| The problem |
Write out the records again, exactly, leaving none out.

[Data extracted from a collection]
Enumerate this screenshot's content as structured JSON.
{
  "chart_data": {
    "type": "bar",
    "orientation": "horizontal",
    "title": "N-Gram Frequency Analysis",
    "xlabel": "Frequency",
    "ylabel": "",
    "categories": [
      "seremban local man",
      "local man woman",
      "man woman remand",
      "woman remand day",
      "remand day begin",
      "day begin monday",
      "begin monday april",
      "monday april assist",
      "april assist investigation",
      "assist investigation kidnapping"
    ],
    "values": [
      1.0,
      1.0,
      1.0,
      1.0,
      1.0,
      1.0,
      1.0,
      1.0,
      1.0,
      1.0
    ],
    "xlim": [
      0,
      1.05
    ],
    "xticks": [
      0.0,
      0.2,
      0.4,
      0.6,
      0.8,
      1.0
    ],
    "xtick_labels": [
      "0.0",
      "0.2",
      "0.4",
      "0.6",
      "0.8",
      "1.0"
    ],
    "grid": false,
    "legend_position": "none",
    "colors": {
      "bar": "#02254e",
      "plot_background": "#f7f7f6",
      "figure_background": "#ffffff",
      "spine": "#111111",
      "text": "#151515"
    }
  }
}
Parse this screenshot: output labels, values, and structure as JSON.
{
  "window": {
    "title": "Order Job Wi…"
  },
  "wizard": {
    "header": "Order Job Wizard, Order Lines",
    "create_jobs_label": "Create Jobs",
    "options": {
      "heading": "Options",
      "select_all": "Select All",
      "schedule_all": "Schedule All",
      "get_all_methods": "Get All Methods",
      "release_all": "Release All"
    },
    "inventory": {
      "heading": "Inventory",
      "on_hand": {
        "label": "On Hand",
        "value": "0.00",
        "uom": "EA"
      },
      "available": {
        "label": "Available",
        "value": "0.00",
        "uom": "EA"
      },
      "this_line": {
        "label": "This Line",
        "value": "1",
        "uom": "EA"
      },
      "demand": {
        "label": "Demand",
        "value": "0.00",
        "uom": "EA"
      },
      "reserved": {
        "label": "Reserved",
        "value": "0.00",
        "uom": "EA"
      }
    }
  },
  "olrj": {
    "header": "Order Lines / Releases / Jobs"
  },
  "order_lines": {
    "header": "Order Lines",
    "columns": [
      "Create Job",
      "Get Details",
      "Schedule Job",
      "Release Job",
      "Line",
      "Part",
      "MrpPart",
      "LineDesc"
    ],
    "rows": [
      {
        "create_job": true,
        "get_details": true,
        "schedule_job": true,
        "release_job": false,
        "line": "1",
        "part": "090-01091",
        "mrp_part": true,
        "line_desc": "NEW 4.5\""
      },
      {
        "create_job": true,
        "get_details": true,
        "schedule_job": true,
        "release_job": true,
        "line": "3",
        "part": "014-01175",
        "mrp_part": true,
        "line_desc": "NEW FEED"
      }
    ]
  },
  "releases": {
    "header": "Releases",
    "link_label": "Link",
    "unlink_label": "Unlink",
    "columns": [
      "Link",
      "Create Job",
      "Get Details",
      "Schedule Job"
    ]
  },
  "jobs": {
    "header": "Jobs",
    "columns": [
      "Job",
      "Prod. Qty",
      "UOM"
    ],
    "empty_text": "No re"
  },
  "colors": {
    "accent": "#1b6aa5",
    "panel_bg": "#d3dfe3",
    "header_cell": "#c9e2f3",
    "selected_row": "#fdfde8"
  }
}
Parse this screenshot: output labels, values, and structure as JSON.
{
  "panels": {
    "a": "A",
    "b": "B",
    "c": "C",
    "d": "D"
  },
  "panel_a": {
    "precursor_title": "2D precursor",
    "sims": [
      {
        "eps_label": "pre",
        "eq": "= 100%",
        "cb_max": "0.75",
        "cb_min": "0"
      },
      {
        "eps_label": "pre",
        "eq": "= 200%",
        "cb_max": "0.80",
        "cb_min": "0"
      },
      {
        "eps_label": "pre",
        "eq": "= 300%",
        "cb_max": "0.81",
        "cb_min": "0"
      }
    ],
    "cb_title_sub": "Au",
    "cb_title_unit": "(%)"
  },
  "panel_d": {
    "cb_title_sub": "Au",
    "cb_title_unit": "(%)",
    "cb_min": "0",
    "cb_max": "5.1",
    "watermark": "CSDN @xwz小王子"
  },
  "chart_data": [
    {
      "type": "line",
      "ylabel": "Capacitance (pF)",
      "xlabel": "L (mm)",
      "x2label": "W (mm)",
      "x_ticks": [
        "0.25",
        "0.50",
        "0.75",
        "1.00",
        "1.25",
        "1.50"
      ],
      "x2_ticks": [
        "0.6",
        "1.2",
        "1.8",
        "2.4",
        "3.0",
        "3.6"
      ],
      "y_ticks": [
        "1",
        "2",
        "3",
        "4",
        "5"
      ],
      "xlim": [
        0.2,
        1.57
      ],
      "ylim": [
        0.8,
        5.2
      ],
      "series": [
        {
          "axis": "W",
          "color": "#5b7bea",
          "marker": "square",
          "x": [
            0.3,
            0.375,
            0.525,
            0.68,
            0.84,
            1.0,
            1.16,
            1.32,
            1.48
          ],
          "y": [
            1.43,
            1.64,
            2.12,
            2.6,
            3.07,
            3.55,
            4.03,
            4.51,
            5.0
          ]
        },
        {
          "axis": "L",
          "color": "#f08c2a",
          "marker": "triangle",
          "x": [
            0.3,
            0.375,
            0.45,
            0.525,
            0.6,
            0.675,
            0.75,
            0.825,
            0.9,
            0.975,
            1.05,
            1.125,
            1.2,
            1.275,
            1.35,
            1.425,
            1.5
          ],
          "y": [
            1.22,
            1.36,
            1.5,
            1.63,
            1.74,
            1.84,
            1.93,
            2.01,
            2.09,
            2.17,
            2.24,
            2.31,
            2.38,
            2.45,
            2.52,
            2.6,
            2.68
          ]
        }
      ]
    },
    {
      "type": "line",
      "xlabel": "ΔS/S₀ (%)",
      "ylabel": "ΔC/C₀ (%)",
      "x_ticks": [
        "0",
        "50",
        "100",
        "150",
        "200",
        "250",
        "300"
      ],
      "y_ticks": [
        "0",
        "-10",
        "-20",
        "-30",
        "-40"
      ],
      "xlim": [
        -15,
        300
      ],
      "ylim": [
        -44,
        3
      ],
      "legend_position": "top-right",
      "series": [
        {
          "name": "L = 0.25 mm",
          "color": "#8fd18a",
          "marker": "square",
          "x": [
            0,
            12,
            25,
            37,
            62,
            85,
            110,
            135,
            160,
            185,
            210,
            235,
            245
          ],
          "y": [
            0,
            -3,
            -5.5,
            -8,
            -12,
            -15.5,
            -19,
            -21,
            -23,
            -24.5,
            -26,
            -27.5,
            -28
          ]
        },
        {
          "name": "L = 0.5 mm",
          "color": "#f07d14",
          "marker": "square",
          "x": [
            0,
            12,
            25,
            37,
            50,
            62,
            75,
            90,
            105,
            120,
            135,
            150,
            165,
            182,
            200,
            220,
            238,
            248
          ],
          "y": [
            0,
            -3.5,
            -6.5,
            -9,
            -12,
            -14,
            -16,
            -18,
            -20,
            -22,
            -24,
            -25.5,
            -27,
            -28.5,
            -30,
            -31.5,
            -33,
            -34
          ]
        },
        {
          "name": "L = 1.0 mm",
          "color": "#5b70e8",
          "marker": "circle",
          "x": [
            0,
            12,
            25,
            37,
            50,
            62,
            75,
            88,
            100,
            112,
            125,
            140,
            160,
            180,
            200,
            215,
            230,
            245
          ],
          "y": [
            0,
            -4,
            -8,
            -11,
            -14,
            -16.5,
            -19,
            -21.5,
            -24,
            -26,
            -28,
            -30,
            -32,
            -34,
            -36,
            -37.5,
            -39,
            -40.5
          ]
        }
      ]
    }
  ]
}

| Response to the task |
Enumerate this screenshot's content as structured JSON.
{
  "chart_data": {
    "type": "bar",
    "orientation": "horizontal",
    "title": "N-Gram Frequency Analysis",
    "xlabel": "Frequency",
    "ylabel": "",
    "categories": [
      "seremban local man",
      "local man woman",
      "man woman remand",
      "woman remand day",
      "remand day begin",
      "day begin monday",
      "begin monday april",
      "monday april assist",
      "april assist investigation",
      "assist investigation kidnapping"
    ],
    "values": [
      1.0,
      1.0,
      1.0,
      1.0,
      1.0,
      1.0,
      1.0,
      1.0,
      1.0,
      1.0
    ],
    "xlim": [
      0,
      1.05
    ],
    "xticks": [
      0.0,
      0.2,
      0.4,
      0.6,
      0.8,
      1.0
    ],
    "xtick_labels": [
      "0.0",
      "0.2",
      "0.4",
      "0.6",
      "0.8",
      "1.0"
    ],
    "grid": false,
    "legend_position": "none",
    "colors": {
      "bar": "#02254e",
      "plot_background": "#f7f7f6",
      "figure_background": "#ffffff",
      "spine": "#111111",
      "text": "#151515"
    }
  }
}
Parse this screenshot: output labels, values, and structure as JSON.
{
  "window": {
    "title": "Order Job Wi…"
  },
  "wizard": {
    "header": "Order Job Wizard, Order Lines",
    "create_jobs_label": "Create Jobs",
    "options": {
      "heading": "Options",
      "select_all": "Select All",
      "schedule_all": "Schedule All",
      "get_all_methods": "Get All Methods",
      "release_all": "Release All"
    },
    "inventory": {
      "heading": "Inventory",
      "on_hand": {
        "label": "On Hand",
        "value": "0.00",
        "uom": "EA"
      },
      "available": {
        "label": "Available",
        "value": "0.00",
        "uom": "EA"
      },
      "this_line": {
        "label": "This Line",
        "value": "1",
        "uom": "EA"
      },
      "demand": {
        "label": "Demand",
        "value": "0.00",
        "uom": "EA"
      },
      "reserved": {
        "label": "Reserved",
        "value": "0.00",
        "uom": "EA"
      }
    }
  },
  "olrj": {
    "header": "Order Lines / Releases / Jobs"
  },
  "order_lines": {
    "header": "Order Lines",
    "columns": [
      "Create Job",
      "Get Details",
      "Schedule Job",
      "Release Job",
      "Line",
      "Part",
      "MrpPart",
      "LineDesc"
    ],
    "rows": [
      {
        "create_job": true,
        "get_details": true,
        "schedule_job": true,
        "release_job": false,
        "line": "1",
        "part": "090-01091",
        "mrp_part": true,
        "line_desc": "NEW 4.5\""
      },
      {
        "create_job": true,
        "get_details": true,
        "schedule_job": true,
        "release_job": true,
        "line": "3",
        "part": "014-01175",
        "mrp_part": true,
        "line_desc": "NEW FEED"
      }
    ]
  },
  "releases": {
    "header": "Releases",
    "link_label": "Link",
    "unlink_label": "Unlink",
    "columns": [
      "Link",
      "Create Job",
      "Get Details",
      "Schedule Job"
    ]
  },
  "jobs": {
    "header": "Jobs",
    "columns": [
      "Job",
      "Prod. Qty",
      "UOM"
    ],
    "empty_text": "No re"
  },
  "colors": {
    "accent": "#1b6aa5",
    "panel_bg": "#d3dfe3",
    "header_cell": "#c9e2f3",
    "selected_row": "#fdfde8"
  }
}
Parse this screenshot: output labels, values, and structure as JSON.
{
  "panels": {
    "a": "A",
    "b": "B",
    "c": "C",
    "d": "D"
  },
  "panel_a": {
    "precursor_title": "2D precursor",
    "sims": [
      {
        "eps_label": "pre",
        "eq": "= 100%",
        "cb_max": "0.75",
        "cb_min": "0"
      },
      {
        "eps_label": "pre",
        "eq": "= 200%",
        "cb_max": "0.80",
        "cb_min": "0"
      },
      {
        "eps_label": "pre",
        "eq": "= 300%",
        "cb_max": "0.81",
        "cb_min": "0"
      }
    ],
    "cb_title_sub": "Au",
    "cb_title_unit": "(%)"
  },
  "panel_d": {
    "cb_title_sub": "Au",
    "cb_title_unit": "(%)",
    "cb_min": "0",
    "cb_max": "5.1",
    "watermark": "CSDN @xwz小王子"
  },
  "chart_data": [
    {
      "type": "line",
      "ylabel": "Capacitance (pF)",
      "xlabel": "L (mm)",
      "x2label": "W (mm)",
      "x_ticks": [
        "0.25",
        "0.50",
        "0.75",
        "1.00",
        "1.25",
        "1.50"
      ],
      "x2_ticks": [
        "0.6",
        "1.2",
        "1.8",
        "2.4",
        "3.0",
        "3.6"
      ],
      "y_ticks": [
        "1",
        "2",
        "3",
        "4",
        "5"
      ],
      "xlim": [
        0.2,
        1.57
      ],
      "ylim": [
        0.8,
        5.2
      ],
      "series": [
        {
          "axis": "W",
          "color": "#5b7bea",
          "marker": "square",
          "x": [
            0.3,
            0.375,
            0.525,
            0.68,
            0.84,
            1.0,
            1.16,
            1.32,
            1.48
          ],
          "y": [
            1.43,
            1.64,
            2.12,
            2.6,
            3.07,
            3.55,
            4.03,
            4.51,
            5.0
          ]
        },
        {
          "axis": "L",
          "color": "#f08c2a",
          "marker": "triangle",
          "x": [
            0.3,
            0.375,
            0.45,
            0.525,
            0.6,
            0.675,
            0.75,
            0.825,
            0.9,
            0.975,
            1.05,
            1.125,
            1.2,
            1.275,
            1.35,
            1.425,
            1.5
          ],
          "y": [
            1.22,
            1.36,
            1.5,
            1.63,
            1.74,
            1.84,
            1.93,
            2.01,
            2.09,
            2.17,
            2.24,
            2.31,
            2.38,
            2.45,
            2.52,
            2.6,
            2.68
          ]
        }
      ]
    },
    {
      "type": "line",
      "xlabel": "ΔS/S₀ (%)",
      "ylabel": "ΔC/C₀ (%)",
      "x_ticks": [
        "0",
        "50",
        "100",
        "150",
        "200",
        "250",
        "300"
      ],
      "y_ticks": [
        "0",
        "-10",
        "-20",
        "-30",
        "-40"
      ],
      "xlim": [
        -15,
        300
      ],
      "ylim": [
        -44,
        3
      ],
      "legend_position": "top-right",
      "series": [
        {
          "name": "L = 0.25 mm",
          "color": "#8fd18a",
          "marker": "square",
          "x": [
            0,
            12,
            25,
            37,
            62,
            85,
            110,
            135,
            160,
            185,
            210,
            235,
            245
          ],
          "y": [
            0,
            -3,
            -5.5,
            -8,
            -12,
            -15.5,
            -19,
            -21,
            -23,
            -24.5,
            -26,
            -27.5,
            -28
          ]
        },
        {
          "name": "L = 0.5 mm",
          "color": "#f07d14",
          "marker": "square",
          "x": [
            0,
            12,
            25,
            37,
            50,
            62,
            75,
            90,
            105,
            120,
            135,
            150,
            165,
            182,
            200,
            220,
            238,
            248
          ],
          "y": [
            0,
            -3.5,
            -6.5,
            -9,
            -12,
            -14,
            -16,
            -18,
            -20,
            -22,
            -24,
            -25.5,
            -27,
            -28.5,
            -30,
            -31.5,
            -33,
            -34
          ]
        },
        {
          "name": "L = 1.0 mm",
          "color": "#5b70e8",
          "marker": "circle",
          "x": [
            0,
            12,
            25,
            37,
            50,
            62,
            75,
            88,
            100,
            112,
            125,
            140,
            160,
            180,
            200,
            215,
            230,
            245
          ],
          "y": [
            0,
            -4,
            -8,
            -11,
            -14,
            -16.5,
            -19,
            -21.5,
            -24,
            -26,
            -28,
            -30,
            -32,
            -34,
            -36,
            -37.5,
            -39,
            -40.5
          ]
        }
      ]
    }
  ]
}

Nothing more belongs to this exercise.